Records excerpted from a collection:
begin
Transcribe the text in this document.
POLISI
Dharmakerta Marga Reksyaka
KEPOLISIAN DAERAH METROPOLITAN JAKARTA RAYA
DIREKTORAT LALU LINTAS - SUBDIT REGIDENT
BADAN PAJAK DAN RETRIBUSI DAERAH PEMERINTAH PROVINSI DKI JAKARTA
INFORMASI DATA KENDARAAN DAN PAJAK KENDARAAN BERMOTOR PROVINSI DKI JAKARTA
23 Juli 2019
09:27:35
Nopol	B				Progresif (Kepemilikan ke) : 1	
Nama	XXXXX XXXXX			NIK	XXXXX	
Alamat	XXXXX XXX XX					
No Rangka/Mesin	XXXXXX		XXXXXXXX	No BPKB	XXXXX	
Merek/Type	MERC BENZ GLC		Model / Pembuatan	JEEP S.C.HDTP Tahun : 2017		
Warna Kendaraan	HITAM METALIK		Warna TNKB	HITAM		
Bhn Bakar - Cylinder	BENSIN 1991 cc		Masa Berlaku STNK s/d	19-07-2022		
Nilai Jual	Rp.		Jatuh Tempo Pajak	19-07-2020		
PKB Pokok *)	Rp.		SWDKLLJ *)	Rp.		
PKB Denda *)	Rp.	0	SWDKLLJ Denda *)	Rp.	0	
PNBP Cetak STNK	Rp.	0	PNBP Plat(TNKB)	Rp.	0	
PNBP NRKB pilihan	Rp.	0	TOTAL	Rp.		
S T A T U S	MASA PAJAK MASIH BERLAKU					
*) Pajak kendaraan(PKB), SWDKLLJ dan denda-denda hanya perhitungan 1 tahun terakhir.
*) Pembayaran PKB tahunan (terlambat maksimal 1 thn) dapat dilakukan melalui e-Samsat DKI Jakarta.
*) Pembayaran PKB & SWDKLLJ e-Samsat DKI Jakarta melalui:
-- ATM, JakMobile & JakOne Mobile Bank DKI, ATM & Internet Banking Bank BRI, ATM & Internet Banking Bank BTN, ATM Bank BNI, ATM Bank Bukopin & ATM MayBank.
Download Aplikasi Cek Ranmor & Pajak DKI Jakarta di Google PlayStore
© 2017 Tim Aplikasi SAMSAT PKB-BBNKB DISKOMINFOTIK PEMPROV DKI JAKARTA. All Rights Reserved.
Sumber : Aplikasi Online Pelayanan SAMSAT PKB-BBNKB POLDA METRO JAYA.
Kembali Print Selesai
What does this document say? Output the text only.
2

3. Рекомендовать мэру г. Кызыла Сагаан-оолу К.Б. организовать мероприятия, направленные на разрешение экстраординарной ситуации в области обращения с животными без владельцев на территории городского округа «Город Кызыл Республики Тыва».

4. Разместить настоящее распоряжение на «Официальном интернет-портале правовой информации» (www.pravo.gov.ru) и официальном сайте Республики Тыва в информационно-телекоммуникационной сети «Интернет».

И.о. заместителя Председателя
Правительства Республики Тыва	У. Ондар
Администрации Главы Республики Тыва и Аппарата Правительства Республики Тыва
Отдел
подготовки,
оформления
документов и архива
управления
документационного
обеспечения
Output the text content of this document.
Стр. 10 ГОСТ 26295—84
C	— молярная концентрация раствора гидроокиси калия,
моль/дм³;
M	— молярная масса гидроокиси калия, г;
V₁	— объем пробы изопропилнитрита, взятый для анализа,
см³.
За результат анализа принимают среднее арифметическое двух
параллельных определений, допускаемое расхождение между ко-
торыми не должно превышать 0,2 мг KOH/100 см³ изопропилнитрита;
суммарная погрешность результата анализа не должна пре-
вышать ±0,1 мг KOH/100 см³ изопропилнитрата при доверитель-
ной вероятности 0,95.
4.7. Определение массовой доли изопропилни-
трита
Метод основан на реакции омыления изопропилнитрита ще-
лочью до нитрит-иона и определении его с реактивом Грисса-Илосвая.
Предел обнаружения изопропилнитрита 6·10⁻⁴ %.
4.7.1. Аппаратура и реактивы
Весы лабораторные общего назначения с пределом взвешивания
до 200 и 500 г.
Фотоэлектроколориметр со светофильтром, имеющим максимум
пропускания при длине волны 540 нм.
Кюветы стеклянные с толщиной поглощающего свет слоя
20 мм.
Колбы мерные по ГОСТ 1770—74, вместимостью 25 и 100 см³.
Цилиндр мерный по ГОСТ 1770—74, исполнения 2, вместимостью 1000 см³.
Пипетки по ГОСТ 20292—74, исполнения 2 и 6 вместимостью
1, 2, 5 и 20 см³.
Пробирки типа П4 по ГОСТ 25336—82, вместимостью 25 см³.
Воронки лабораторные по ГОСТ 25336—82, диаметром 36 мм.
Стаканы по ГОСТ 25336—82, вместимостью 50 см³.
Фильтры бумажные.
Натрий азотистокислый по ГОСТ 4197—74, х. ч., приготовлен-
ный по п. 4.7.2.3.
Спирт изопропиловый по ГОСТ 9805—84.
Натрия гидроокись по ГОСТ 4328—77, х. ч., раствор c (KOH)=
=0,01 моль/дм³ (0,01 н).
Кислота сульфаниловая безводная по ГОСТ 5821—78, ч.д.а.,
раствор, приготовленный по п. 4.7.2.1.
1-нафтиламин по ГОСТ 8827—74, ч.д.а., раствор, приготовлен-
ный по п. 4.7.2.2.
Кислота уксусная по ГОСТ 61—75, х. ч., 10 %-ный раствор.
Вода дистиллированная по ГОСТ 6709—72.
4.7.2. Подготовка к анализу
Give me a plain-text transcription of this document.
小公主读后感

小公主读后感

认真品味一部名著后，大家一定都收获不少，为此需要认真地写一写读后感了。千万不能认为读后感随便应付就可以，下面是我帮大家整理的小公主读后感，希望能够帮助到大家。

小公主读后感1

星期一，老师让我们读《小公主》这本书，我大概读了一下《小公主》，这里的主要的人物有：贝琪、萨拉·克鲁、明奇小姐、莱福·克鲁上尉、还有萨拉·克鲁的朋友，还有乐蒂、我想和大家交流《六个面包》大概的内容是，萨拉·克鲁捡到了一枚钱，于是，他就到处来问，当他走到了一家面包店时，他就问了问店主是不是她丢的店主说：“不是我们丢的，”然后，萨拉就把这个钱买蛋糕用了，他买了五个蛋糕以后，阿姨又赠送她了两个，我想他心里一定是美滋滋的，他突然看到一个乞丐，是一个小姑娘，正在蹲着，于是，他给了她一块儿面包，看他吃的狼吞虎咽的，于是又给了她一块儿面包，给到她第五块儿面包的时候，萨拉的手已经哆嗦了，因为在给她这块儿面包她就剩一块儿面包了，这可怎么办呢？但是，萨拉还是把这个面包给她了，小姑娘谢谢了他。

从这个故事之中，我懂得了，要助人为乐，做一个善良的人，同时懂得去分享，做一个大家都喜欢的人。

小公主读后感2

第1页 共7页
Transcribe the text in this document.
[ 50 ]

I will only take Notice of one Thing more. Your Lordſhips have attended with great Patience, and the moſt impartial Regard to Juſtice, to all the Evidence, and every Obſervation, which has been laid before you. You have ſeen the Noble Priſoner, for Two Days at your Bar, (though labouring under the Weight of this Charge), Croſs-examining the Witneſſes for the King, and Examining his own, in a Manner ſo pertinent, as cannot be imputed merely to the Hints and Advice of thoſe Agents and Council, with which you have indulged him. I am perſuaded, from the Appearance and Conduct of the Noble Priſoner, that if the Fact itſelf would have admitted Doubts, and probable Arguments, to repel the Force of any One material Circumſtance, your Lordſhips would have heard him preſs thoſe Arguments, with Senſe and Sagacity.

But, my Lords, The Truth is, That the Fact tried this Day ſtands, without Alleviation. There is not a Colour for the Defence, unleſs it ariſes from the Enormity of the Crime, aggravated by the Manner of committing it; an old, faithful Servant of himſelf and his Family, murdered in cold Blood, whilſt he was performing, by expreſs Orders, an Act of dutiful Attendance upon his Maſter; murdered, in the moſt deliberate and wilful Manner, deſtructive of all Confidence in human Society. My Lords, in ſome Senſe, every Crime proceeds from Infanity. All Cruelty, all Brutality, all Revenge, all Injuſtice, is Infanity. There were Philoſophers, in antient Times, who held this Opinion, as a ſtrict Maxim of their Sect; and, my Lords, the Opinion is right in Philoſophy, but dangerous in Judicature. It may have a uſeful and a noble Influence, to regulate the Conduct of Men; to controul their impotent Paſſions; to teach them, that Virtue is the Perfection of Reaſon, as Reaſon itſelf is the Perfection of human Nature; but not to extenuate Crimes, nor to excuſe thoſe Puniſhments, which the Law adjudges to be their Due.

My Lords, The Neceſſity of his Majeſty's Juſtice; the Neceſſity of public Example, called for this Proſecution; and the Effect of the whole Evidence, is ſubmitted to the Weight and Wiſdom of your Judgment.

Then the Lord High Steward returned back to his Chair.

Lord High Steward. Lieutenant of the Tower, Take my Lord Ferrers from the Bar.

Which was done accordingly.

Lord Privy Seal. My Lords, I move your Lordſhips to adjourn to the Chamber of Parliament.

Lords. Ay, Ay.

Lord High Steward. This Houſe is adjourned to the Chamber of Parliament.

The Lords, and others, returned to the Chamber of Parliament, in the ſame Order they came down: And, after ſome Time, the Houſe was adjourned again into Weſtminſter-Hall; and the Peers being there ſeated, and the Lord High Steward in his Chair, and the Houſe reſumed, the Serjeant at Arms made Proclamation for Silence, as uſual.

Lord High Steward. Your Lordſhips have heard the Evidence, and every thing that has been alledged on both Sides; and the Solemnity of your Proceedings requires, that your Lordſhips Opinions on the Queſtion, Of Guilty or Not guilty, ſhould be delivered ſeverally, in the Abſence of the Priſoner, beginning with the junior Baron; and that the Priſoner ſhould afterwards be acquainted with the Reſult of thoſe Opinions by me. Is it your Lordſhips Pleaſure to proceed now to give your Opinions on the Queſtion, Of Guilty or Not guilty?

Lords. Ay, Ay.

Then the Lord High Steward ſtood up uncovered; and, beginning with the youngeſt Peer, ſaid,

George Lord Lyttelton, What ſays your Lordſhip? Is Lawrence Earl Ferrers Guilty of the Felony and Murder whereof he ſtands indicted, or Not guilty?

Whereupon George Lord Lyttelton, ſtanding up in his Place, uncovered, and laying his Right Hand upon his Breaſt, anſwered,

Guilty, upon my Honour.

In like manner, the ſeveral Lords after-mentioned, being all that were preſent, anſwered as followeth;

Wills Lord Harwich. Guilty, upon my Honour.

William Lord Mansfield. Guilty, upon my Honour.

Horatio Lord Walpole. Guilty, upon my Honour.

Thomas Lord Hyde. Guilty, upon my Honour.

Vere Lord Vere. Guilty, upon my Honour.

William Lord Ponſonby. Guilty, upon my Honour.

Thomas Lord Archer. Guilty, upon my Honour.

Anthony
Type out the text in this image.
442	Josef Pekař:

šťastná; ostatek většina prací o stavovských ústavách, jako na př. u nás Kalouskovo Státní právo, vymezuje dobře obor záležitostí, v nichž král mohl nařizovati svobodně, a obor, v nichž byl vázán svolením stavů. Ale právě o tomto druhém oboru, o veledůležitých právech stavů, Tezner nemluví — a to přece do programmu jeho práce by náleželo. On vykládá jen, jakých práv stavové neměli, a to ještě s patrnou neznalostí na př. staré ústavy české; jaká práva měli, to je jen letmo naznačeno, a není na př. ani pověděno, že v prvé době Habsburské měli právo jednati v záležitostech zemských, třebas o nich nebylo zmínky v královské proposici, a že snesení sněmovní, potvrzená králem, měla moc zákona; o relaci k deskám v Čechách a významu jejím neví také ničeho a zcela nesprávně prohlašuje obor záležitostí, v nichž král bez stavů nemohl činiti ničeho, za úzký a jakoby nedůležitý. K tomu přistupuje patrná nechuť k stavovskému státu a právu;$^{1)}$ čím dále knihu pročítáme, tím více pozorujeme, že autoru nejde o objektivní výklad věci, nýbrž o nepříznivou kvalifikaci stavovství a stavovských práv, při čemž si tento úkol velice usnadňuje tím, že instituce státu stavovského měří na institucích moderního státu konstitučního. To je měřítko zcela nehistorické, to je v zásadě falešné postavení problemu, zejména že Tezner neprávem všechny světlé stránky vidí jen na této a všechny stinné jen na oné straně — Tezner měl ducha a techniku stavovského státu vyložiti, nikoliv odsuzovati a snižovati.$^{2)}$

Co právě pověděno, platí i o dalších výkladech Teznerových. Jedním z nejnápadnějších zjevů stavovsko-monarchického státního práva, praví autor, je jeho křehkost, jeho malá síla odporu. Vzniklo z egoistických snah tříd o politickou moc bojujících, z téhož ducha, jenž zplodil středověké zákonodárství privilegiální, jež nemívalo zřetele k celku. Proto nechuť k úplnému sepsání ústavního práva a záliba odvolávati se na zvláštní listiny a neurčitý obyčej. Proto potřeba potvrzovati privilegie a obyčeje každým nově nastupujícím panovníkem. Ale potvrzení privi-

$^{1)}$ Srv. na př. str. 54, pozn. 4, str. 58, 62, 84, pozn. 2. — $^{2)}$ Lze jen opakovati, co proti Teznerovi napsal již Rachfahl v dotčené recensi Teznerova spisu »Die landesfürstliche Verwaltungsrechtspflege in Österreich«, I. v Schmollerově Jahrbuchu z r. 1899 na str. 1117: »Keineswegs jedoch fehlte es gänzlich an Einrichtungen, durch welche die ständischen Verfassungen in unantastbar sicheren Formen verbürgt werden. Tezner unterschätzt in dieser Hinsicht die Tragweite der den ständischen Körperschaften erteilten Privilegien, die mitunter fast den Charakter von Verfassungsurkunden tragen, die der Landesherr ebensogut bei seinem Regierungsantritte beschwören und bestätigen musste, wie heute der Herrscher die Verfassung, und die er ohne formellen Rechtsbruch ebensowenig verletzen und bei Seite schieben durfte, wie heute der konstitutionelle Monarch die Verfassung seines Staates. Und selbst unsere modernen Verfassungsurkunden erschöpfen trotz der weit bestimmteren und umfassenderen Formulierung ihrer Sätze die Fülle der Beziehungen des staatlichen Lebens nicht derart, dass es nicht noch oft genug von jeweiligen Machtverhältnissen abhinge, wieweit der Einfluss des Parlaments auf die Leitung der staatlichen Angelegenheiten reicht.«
end
- What you are asked to do: Pull out each line of the entries that contains "Правительства".

- Result below:
Правительства Республики Тыва	У. Ондар
Администрации Главы Республики Тыва и Аппарата Правительства Республики Тыва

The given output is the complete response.